### DATASET RECORDS
++++++++
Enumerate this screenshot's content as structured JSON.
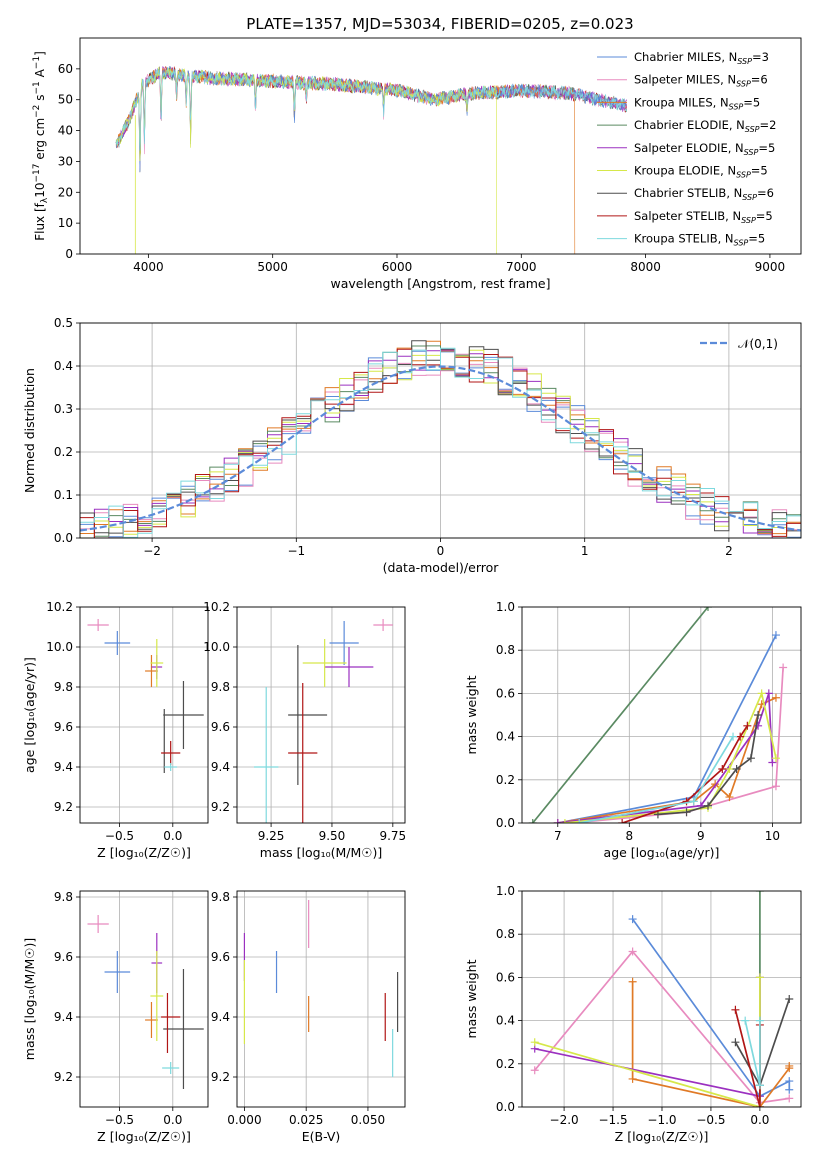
{
  "figure_title": "PLATE=1357, MJD=53034, FIBERID=0205, z=0.023",
  "colors": {
    "c0": "#5b8bd9",
    "c1": "#e88bbf",
    "c2": "#e07a26",
    "c3": "#5a8a62",
    "c4": "#9b30c0",
    "c5": "#d6e84a",
    "c6": "#4d4d4d",
    "c7": "#b01616",
    "c8": "#7ed9de"
  },
  "legend_entries": [
    {
      "text": "Chabrier MILES, N",
      "sub": "SSP",
      "tail": "=3",
      "color": "#5b8bd9"
    },
    {
      "text": "Salpeter MILES, N",
      "sub": "SSP",
      "tail": "=6",
      "color": "#e88bbf"
    },
    {
      "text": "Kroupa MILES, N",
      "sub": "SSP",
      "tail": "=5",
      "color": "#e07a26"
    },
    {
      "text": "Chabrier ELODIE, N",
      "sub": "SSP",
      "tail": "=2",
      "color": "#5a8a62"
    },
    {
      "text": "Salpeter ELODIE, N",
      "sub": "SSP",
      "tail": "=5",
      "color": "#9b30c0"
    },
    {
      "text": "Kroupa ELODIE, N",
      "sub": "SSP",
      "tail": "=5",
      "color": "#d6e84a"
    },
    {
      "text": "Chabrier STELIB, N",
      "sub": "SSP",
      "tail": "=6",
      "color": "#4d4d4d"
    },
    {
      "text": "Salpeter STELIB, N",
      "sub": "SSP",
      "tail": "=5",
      "color": "#b01616"
    },
    {
      "text": "Kroupa STELIB, N",
      "sub": "SSP",
      "tail": "=5",
      "color": "#7ed9de"
    }
  ],
  "chart_data": [
    {
      "id": "spectrum",
      "type": "line",
      "xlabel": "wavelength [Angstrom, rest frame]",
      "ylabel_parts": [
        "Flux [f",
        "λ",
        "10",
        "−17",
        " erg cm",
        "−2",
        " s",
        "−1",
        " A",
        "−1",
        "]"
      ],
      "xlim": [
        3450,
        9250
      ],
      "ylim": [
        0,
        70
      ],
      "xticks": [
        4000,
        5000,
        6000,
        7000,
        8000,
        9000
      ],
      "yticks": [
        0,
        10,
        20,
        30,
        40,
        50,
        60
      ],
      "wavelength_range": [
        3740,
        7850
      ],
      "continuum_knots": [
        [
          3740,
          35
        ],
        [
          3850,
          44
        ],
        [
          3950,
          55
        ],
        [
          4100,
          59
        ],
        [
          4500,
          57
        ],
        [
          5000,
          56
        ],
        [
          5500,
          55
        ],
        [
          6000,
          53
        ],
        [
          6300,
          50
        ],
        [
          6600,
          52
        ],
        [
          7000,
          53
        ],
        [
          7400,
          52
        ],
        [
          7850,
          48
        ]
      ],
      "absorption_lines": [
        [
          3933,
          28
        ],
        [
          3968,
          22
        ],
        [
          4102,
          18
        ],
        [
          4227,
          8
        ],
        [
          4304,
          10
        ],
        [
          4340,
          22
        ],
        [
          4861,
          10
        ],
        [
          5175,
          12
        ],
        [
          5270,
          6
        ],
        [
          5892,
          8
        ],
        [
          6563,
          6
        ]
      ],
      "truncation": {
        "c2": 7430,
        "c5": 6800
      }
    },
    {
      "id": "residuals",
      "type": "step-histogram",
      "xlabel": "(data-model)/error",
      "ylabel": "Normed distribution",
      "xlim": [
        -2.5,
        2.5
      ],
      "ylim": [
        0,
        0.5
      ],
      "xticks": [
        -2,
        -1,
        0,
        1,
        2
      ],
      "yticks": [
        0,
        0.1,
        0.2,
        0.3,
        0.4,
        0.5
      ],
      "bin_width": 0.1,
      "reference_curve": {
        "label": "𝒩(0,1)",
        "mean": 0,
        "sigma": 1,
        "color": "#5b8bd9"
      }
    },
    {
      "id": "age_vs_Z",
      "type": "errorbar",
      "xlabel": "Z [log₁₀(Z/Z☉)]",
      "ylabel": "age  [log₁₀(age/yr)]",
      "xlim": [
        -0.87,
        0.33
      ],
      "ylim": [
        9.12,
        10.2
      ],
      "xticks": [
        -0.5,
        0.0
      ],
      "xticklabels": [
        "−0.5",
        "0.0"
      ],
      "yticks": [
        9.2,
        9.4,
        9.6,
        9.8,
        10.0,
        10.2
      ],
      "points": [
        {
          "c": "c0",
          "x": -0.52,
          "y": 10.02,
          "xe": 0.12,
          "ye": 0.06
        },
        {
          "c": "c1",
          "x": -0.7,
          "y": 10.11,
          "xe": 0.1,
          "ye": 0.03
        },
        {
          "c": "c2",
          "x": -0.2,
          "y": 9.88,
          "xe": 0.06,
          "ye": 0.08
        },
        {
          "c": "c4",
          "x": -0.15,
          "y": 9.9,
          "xe": 0.05,
          "ye": 0.06
        },
        {
          "c": "c5",
          "x": -0.15,
          "y": 9.92,
          "xe": 0.06,
          "ye": 0.12
        },
        {
          "c": "c6",
          "x": 0.1,
          "y": 9.66,
          "xe": 0.19,
          "ye": 0.17
        },
        {
          "c": "c6",
          "x": -0.08,
          "y": 9.53,
          "xe": 0.0,
          "ye": 0.16
        },
        {
          "c": "c7",
          "x": -0.02,
          "y": 9.47,
          "xe": 0.09,
          "ye": 0.06
        },
        {
          "c": "c8",
          "x": -0.02,
          "y": 9.4,
          "xe": 0.06,
          "ye": 0.02
        }
      ]
    },
    {
      "id": "age_vs_mass",
      "type": "errorbar",
      "xlabel": "mass [log₁₀(M/M☉)]",
      "ylabel": "",
      "xlim": [
        9.11,
        9.8
      ],
      "ylim": [
        9.12,
        10.2
      ],
      "xticks": [
        9.25,
        9.5,
        9.75
      ],
      "xticklabels": [
        "9.25",
        "9.50",
        "9.75"
      ],
      "yticks": [
        9.2,
        9.4,
        9.6,
        9.8,
        10.0,
        10.2
      ],
      "points": [
        {
          "c": "c0",
          "x": 9.55,
          "y": 10.02,
          "xe": 0.06,
          "ye": 0.11
        },
        {
          "c": "c1",
          "x": 9.71,
          "y": 10.11,
          "xe": 0.04,
          "ye": 0.03
        },
        {
          "c": "c4",
          "x": 9.57,
          "y": 9.9,
          "xe": 0.1,
          "ye": 0.1
        },
        {
          "c": "c5",
          "x": 9.47,
          "y": 9.92,
          "xe": 0.09,
          "ye": 0.12
        },
        {
          "c": "c6",
          "x": 9.36,
          "y": 9.66,
          "xe": 0.0,
          "ye": 0.35
        },
        {
          "c": "c6",
          "x": 9.4,
          "y": 9.66,
          "xe": 0.08,
          "ye": 0.0
        },
        {
          "c": "c7",
          "x": 9.38,
          "y": 9.47,
          "xe": 0.06,
          "ye": 0.35
        },
        {
          "c": "c8",
          "x": 9.23,
          "y": 9.4,
          "xe": 0.05,
          "ye": 0.4
        }
      ]
    },
    {
      "id": "massweight_vs_age",
      "type": "line",
      "xlabel": "age  [log₁₀(age/yr)]",
      "ylabel": "mass weight",
      "xlim": [
        6.5,
        10.4
      ],
      "ylim": [
        0,
        1.0
      ],
      "xticks": [
        7,
        8,
        9,
        10
      ],
      "yticks": [
        0,
        0.2,
        0.4,
        0.6,
        0.8,
        1.0
      ],
      "series": [
        {
          "c": "c3",
          "x": [
            6.65,
            9.1
          ],
          "y": [
            0.0,
            1.0
          ]
        },
        {
          "c": "c0",
          "x": [
            7.0,
            8.9,
            10.05
          ],
          "y": [
            0.0,
            0.12,
            0.87
          ]
        },
        {
          "c": "c1",
          "x": [
            7.2,
            8.8,
            10.05,
            10.15
          ],
          "y": [
            0.0,
            0.05,
            0.17,
            0.72
          ]
        },
        {
          "c": "c2",
          "x": [
            7.0,
            8.9,
            9.2,
            9.4,
            9.85,
            10.05
          ],
          "y": [
            0.0,
            0.1,
            0.18,
            0.12,
            0.55,
            0.58
          ]
        },
        {
          "c": "c4",
          "x": [
            7.0,
            9.0,
            9.8,
            9.95,
            10.0
          ],
          "y": [
            0.0,
            0.08,
            0.45,
            0.6,
            0.28
          ]
        },
        {
          "c": "c5",
          "x": [
            7.1,
            9.1,
            9.4,
            9.85,
            10.05
          ],
          "y": [
            0.0,
            0.07,
            0.25,
            0.6,
            0.3
          ]
        },
        {
          "c": "c6",
          "x": [
            8.4,
            8.8,
            9.1,
            9.5,
            9.7,
            9.8
          ],
          "y": [
            0.04,
            0.05,
            0.08,
            0.25,
            0.3,
            0.5
          ]
        },
        {
          "c": "c7",
          "x": [
            7.9,
            8.8,
            9.3,
            9.55,
            9.65
          ],
          "y": [
            0.0,
            0.1,
            0.25,
            0.4,
            0.45
          ]
        },
        {
          "c": "c8",
          "x": [
            7.3,
            8.9,
            9.45
          ],
          "y": [
            0.0,
            0.1,
            0.4
          ]
        }
      ]
    },
    {
      "id": "mass_vs_Z",
      "type": "errorbar",
      "xlabel": "Z [log₁₀(Z/Z☉)]",
      "ylabel": "mass [log₁₀(M/M☉)]",
      "xlim": [
        -0.87,
        0.33
      ],
      "ylim": [
        9.1,
        9.82
      ],
      "xticks": [
        -0.5,
        0.0
      ],
      "xticklabels": [
        "−0.5",
        "0.0"
      ],
      "yticks": [
        9.2,
        9.4,
        9.6,
        9.8
      ],
      "points": [
        {
          "c": "c0",
          "x": -0.52,
          "y": 9.55,
          "xe": 0.12,
          "ye": 0.07
        },
        {
          "c": "c1",
          "x": -0.7,
          "y": 9.71,
          "xe": 0.1,
          "ye": 0.03
        },
        {
          "c": "c2",
          "x": -0.2,
          "y": 9.39,
          "xe": 0.06,
          "ye": 0.06
        },
        {
          "c": "c4",
          "x": -0.15,
          "y": 9.58,
          "xe": 0.05,
          "ye": 0.1
        },
        {
          "c": "c5",
          "x": -0.15,
          "y": 9.47,
          "xe": 0.06,
          "ye": 0.15
        },
        {
          "c": "c6",
          "x": 0.1,
          "y": 9.36,
          "xe": 0.19,
          "ye": 0.2
        },
        {
          "c": "c7",
          "x": -0.02,
          "y": 9.4,
          "xe": 0.09,
          "ye": 0.0
        },
        {
          "c": "c7",
          "x": -0.05,
          "y": 9.38,
          "xe": 0.0,
          "ye": 0.1
        },
        {
          "c": "c8",
          "x": -0.02,
          "y": 9.23,
          "xe": 0.08,
          "ye": 0.02
        }
      ]
    },
    {
      "id": "mass_vs_ebv",
      "type": "errorbar",
      "xlabel": "E(B-V)",
      "ylabel": "",
      "xlim": [
        -0.003,
        0.065
      ],
      "ylim": [
        9.1,
        9.82
      ],
      "xticks": [
        0.0,
        0.025,
        0.05
      ],
      "xticklabels": [
        "0.000",
        "0.025",
        "0.050"
      ],
      "yticks": [
        9.2,
        9.4,
        9.6,
        9.8
      ],
      "points": [
        {
          "c": "c1",
          "x": 0.026,
          "y": 9.71,
          "xe": 0.0,
          "ye": 0.08
        },
        {
          "c": "c4",
          "x": 0.0,
          "y": 9.6,
          "xe": 0.0,
          "ye": 0.08
        },
        {
          "c": "c0",
          "x": 0.013,
          "y": 9.55,
          "xe": 0.0,
          "ye": 0.07
        },
        {
          "c": "c5",
          "x": 0.0,
          "y": 9.45,
          "xe": 0.0,
          "ye": 0.14
        },
        {
          "c": "c2",
          "x": 0.026,
          "y": 9.41,
          "xe": 0.0,
          "ye": 0.06
        },
        {
          "c": "c7",
          "x": 0.057,
          "y": 9.4,
          "xe": 0.0,
          "ye": 0.08
        },
        {
          "c": "c6",
          "x": 0.062,
          "y": 9.45,
          "xe": 0.0,
          "ye": 0.1
        },
        {
          "c": "c8",
          "x": 0.06,
          "y": 9.28,
          "xe": 0.0,
          "ye": 0.08
        }
      ]
    },
    {
      "id": "massweight_vs_Z",
      "type": "line",
      "xlabel": "Z [log₁₀(Z/Z☉)]",
      "ylabel": "mass weight",
      "xlim": [
        -2.43,
        0.42
      ],
      "ylim": [
        0,
        1.0
      ],
      "xticks": [
        -2.0,
        -1.5,
        -1.0,
        -0.5,
        0.0
      ],
      "xticklabels": [
        "−2.0",
        "−1.5",
        "−1.0",
        "−0.5",
        "0.0"
      ],
      "yticks": [
        0,
        0.2,
        0.4,
        0.6,
        0.8,
        1.0
      ],
      "series": [
        {
          "c": "c3",
          "x": [
            0.0,
            0.0
          ],
          "y": [
            0.0,
            1.0
          ]
        },
        {
          "c": "c0",
          "x": [
            -1.3,
            0.0,
            0.3,
            0.3
          ],
          "y": [
            0.87,
            0.05,
            0.12,
            0.08
          ]
        },
        {
          "c": "c1",
          "x": [
            -2.3,
            -1.3,
            0.0,
            0.3
          ],
          "y": [
            0.17,
            0.72,
            0.02,
            0.04
          ]
        },
        {
          "c": "c2",
          "x": [
            -1.3,
            -1.3,
            0.0,
            0.3,
            0.3
          ],
          "y": [
            0.58,
            0.13,
            0.0,
            0.18,
            0.19
          ]
        },
        {
          "c": "c4",
          "x": [
            -2.3,
            0.0,
            0.0
          ],
          "y": [
            0.27,
            0.05,
            0.6
          ]
        },
        {
          "c": "c5",
          "x": [
            -2.3,
            0.0,
            0.0
          ],
          "y": [
            0.3,
            0.0,
            0.6
          ]
        },
        {
          "c": "c6",
          "x": [
            -0.25,
            0.0,
            0.3
          ],
          "y": [
            0.3,
            0.1,
            0.5
          ]
        },
        {
          "c": "c7",
          "x": [
            -0.25,
            0.0,
            0.0
          ],
          "y": [
            0.45,
            0.0,
            0.38
          ]
        },
        {
          "c": "c8",
          "x": [
            -0.15,
            0.0,
            0.0
          ],
          "y": [
            0.4,
            0.1,
            0.4
          ]
        }
      ]
    }
  ]
}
++++++++
### YOUR OBJECTIVE
Return a copy of every line that includes the word "xlabel".

### FULL RESPONSE
      "xlabel": "wavelength [Angstrom, rest frame]",
      "xlabel": "(data-model)/error",
      "xlabel": "Z [log₁₀(Z/Z☉)]",
      "xlabel": "mass [log₁₀(M/M☉)]",
      "xlabel": "age  [log₁₀(age/yr)]",
      "xlabel": "Z [log₁₀(Z/Z☉)]",
      "xlabel": "E(B-V)",
      "xlabel": "Z [log₁₀(Z/Z☉)]",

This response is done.